* Exercise set:
1. In the passage on Jesus' birth and the family below, list each step that Joseph is said to have trusted God in.
2. Please write a continuation of the passage on Jesus' birth and the family below, starting after its final sentence.

Jesus’ birth into a family instills significance to your family.

è Jesus is available to all. Regardless of your delinquency, or family dysfunction, God still is accessible and pursuing you. Your value is not in your failure but your faith.

è Presence matters more than presents. Spend time with your family at Christmas and make family priorities a goal in 2017.

è Crisis are not just obstacles but opportunities. Joseph’s life plans were different than what God had planned, yet he trusted God in each step: taking Mary as wife, leading and providing for family transitions between a census in Bethlehem and a dangerous refugee flight to Egypt, and return to some sense of normal life as a husband and father. Likewise, at first Mary was greatly troubled but the angel told her troubles were God’s favor upon her (Lk 1:28-29). God is most near to us and performs His greatest work in our crisis not our comforts. Mary’s faith overcome her fears when she trusted the Lord’s promises (Lk 1:38). In your family surprises and crisis, you can trust God’s word to guide and grow you to the right purpose and destination for your life.

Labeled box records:
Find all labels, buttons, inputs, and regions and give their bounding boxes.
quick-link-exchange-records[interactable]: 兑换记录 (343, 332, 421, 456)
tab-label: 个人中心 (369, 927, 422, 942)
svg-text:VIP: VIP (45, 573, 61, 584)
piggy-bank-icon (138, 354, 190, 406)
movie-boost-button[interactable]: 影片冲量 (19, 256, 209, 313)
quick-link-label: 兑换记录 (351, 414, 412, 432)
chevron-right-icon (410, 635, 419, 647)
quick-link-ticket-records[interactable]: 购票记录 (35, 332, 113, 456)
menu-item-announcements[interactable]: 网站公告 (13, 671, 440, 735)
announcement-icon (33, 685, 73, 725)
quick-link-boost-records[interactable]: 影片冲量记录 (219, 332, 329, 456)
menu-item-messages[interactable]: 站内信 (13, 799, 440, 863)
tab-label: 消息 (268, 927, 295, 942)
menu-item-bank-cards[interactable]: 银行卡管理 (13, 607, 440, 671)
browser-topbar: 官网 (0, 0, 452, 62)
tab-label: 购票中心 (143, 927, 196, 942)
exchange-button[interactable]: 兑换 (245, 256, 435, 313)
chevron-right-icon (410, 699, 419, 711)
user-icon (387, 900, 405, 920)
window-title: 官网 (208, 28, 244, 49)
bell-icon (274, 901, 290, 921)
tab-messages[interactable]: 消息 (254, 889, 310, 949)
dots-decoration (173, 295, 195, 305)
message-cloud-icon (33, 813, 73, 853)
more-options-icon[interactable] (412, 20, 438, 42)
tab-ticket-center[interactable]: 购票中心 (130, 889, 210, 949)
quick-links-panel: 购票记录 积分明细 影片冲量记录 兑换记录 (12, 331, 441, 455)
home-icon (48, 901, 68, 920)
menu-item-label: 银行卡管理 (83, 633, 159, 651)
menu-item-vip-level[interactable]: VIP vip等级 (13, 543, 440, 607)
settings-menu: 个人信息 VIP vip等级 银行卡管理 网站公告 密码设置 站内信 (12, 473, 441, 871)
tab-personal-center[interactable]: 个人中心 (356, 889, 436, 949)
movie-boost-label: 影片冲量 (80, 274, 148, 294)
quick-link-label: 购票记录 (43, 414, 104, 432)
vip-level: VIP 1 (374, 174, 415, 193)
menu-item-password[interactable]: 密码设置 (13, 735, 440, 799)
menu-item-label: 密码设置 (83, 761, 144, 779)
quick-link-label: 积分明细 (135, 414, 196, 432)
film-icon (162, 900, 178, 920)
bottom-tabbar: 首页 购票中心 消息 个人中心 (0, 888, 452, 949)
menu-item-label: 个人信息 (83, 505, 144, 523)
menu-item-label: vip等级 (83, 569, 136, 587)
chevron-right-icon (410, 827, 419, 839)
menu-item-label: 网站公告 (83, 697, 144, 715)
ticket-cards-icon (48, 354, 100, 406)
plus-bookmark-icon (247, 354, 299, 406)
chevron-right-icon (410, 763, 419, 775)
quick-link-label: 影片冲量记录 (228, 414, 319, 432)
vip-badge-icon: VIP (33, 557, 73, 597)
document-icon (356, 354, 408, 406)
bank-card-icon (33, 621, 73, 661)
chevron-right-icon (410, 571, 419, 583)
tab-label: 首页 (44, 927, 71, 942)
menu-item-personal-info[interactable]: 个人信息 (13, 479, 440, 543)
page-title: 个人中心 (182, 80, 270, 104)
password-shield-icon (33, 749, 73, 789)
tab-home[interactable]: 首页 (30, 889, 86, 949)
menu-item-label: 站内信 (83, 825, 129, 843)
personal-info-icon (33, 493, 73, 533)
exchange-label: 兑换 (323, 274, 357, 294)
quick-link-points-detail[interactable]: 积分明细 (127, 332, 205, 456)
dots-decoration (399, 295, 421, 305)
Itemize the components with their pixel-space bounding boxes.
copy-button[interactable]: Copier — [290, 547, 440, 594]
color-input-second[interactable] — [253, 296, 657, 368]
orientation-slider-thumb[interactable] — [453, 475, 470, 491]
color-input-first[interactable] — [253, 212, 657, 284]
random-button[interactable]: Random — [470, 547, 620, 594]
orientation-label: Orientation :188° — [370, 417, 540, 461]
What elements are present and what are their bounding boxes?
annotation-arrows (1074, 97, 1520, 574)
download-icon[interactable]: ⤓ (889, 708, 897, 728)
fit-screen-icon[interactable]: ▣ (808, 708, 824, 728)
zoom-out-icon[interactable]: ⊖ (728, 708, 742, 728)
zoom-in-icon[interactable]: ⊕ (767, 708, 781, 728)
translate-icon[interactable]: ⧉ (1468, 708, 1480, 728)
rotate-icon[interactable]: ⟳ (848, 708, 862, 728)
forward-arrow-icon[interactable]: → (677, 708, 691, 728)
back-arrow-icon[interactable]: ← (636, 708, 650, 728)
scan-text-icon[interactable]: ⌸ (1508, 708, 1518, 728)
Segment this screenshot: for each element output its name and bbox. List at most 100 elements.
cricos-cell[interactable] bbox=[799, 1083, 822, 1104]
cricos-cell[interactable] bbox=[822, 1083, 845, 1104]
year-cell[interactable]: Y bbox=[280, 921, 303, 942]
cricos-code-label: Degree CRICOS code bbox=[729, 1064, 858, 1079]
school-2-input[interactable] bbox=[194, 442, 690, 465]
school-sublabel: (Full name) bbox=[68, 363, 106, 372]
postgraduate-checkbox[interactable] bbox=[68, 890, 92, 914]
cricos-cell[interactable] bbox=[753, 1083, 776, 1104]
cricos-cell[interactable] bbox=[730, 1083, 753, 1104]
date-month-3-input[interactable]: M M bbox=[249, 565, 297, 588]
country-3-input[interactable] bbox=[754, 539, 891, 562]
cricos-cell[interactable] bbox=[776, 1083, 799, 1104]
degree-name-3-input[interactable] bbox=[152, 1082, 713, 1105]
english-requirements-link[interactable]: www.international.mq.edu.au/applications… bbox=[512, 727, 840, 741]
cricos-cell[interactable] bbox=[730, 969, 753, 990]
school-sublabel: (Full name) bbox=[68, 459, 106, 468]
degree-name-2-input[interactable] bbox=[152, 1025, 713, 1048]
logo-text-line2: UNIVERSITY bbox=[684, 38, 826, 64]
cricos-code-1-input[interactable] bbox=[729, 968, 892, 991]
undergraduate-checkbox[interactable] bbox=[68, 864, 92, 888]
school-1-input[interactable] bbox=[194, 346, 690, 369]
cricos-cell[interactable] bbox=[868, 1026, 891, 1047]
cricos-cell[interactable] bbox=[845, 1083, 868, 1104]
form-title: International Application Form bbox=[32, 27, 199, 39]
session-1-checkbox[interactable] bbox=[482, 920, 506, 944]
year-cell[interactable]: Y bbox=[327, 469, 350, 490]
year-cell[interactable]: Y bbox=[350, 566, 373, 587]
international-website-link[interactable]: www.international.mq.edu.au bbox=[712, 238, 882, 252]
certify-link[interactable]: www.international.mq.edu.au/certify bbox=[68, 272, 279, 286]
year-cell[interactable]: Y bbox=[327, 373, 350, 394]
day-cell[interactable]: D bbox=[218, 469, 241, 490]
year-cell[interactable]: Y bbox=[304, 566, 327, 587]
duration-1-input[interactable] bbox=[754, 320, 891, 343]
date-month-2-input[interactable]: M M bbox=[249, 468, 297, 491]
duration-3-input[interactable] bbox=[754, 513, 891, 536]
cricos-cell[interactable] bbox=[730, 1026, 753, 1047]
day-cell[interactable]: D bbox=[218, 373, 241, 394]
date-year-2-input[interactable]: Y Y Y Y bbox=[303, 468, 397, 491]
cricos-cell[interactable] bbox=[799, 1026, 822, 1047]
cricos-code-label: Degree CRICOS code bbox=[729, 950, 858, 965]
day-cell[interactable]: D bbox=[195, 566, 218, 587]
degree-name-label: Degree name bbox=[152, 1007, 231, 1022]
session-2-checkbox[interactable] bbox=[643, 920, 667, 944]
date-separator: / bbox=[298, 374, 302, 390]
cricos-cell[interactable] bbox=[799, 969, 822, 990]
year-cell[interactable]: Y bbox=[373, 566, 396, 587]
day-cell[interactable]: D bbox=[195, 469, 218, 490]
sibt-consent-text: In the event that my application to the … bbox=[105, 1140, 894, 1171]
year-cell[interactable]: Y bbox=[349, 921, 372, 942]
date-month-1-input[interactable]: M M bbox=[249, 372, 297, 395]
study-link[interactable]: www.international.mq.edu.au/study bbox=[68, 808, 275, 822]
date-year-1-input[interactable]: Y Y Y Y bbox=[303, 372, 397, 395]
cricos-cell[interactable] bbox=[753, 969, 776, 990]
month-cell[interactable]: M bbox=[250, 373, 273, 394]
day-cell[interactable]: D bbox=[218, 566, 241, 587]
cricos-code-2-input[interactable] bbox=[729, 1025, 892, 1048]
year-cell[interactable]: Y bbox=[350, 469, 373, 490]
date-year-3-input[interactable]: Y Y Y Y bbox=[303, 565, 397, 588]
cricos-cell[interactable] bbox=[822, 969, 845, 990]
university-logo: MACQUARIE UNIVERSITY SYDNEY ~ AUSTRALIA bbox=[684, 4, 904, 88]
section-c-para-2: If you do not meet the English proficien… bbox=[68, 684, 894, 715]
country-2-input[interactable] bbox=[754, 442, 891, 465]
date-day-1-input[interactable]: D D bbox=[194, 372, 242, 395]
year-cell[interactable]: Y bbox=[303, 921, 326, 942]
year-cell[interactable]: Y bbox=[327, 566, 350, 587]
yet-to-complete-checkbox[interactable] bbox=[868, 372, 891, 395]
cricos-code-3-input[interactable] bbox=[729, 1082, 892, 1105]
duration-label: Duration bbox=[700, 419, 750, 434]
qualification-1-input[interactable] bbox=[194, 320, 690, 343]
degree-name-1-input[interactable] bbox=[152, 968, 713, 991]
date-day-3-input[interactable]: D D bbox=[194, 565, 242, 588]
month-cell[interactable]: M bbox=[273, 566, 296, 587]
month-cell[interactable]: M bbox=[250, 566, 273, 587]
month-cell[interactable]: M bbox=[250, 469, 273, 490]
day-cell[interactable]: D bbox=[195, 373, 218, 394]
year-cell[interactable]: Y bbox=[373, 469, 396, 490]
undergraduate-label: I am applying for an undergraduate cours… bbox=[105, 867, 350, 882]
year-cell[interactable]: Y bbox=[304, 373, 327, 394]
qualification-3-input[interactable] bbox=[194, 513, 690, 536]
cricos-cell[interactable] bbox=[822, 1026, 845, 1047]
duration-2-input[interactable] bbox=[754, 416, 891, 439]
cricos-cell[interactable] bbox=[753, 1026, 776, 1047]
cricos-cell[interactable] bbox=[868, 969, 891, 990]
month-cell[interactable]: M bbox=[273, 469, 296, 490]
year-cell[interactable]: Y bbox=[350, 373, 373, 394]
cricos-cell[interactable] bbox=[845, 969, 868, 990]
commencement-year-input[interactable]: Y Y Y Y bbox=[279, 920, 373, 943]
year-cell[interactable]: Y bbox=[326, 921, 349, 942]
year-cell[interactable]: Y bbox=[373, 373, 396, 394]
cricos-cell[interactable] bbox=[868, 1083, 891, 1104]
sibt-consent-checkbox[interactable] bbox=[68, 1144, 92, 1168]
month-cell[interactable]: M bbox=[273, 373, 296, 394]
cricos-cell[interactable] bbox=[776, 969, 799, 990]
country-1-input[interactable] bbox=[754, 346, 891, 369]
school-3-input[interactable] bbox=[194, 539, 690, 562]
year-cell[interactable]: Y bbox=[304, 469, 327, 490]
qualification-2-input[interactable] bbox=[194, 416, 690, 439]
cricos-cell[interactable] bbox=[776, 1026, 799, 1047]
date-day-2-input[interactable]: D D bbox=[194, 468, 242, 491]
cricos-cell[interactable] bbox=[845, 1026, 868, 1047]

* Written answers:
1.
- Taking Mary as wife
- Leading and providing for family transitions between a census in Bethlehem and a dangerous refugee flight to Egypt
- Return to some sense of normal life as a husband and father

2.
Jesus Christ has a focused purpose (Matt 1:21).

In the opening chapter, Matthew lists three designations attached to Jesus’ name. The first is “Christ”, listed four times in the first eighteen verses (Mat 1:1, 16, 17, 18), which means anointed one, and is the Hebrew title for the Messiah. The second and third are in relation to the genealogy, being “son of David” and “son of Abraham”. The line of David links Jesus to God’s royal promise to David for the throne (2Sam 7:12) and the line of Abraham links him to the great patriarch of the people of God. In the title verse, “Matthew’s names for Jesus present him as the fulfillment of the hopes and prophecies of Israel but also as the one who will extend God’s blessings to Gentiles.”[3] He is the one who’s birth and life will be worshipped (2:11) and whom none are worthy (3:11). In other words, there is no Christmas without Christ.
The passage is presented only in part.